### PROBLEM TO WORK ON
Report, word for word, every line of the material that contains "Paul".

### DATA TO USE

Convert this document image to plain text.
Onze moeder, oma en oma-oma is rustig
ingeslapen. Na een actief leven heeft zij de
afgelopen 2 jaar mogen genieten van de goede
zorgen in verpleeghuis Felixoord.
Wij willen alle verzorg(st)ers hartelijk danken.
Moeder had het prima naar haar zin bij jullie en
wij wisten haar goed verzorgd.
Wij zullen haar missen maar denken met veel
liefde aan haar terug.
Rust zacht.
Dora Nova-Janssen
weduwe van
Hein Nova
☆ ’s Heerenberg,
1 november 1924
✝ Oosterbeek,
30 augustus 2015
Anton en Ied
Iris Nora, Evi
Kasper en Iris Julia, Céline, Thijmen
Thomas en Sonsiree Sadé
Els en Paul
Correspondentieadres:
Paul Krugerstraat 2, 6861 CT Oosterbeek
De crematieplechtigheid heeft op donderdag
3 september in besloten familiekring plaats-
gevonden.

### TASK SOLUTION
Els en Paul
Paul Krugerstraat 2, 6861 CT Oosterbeek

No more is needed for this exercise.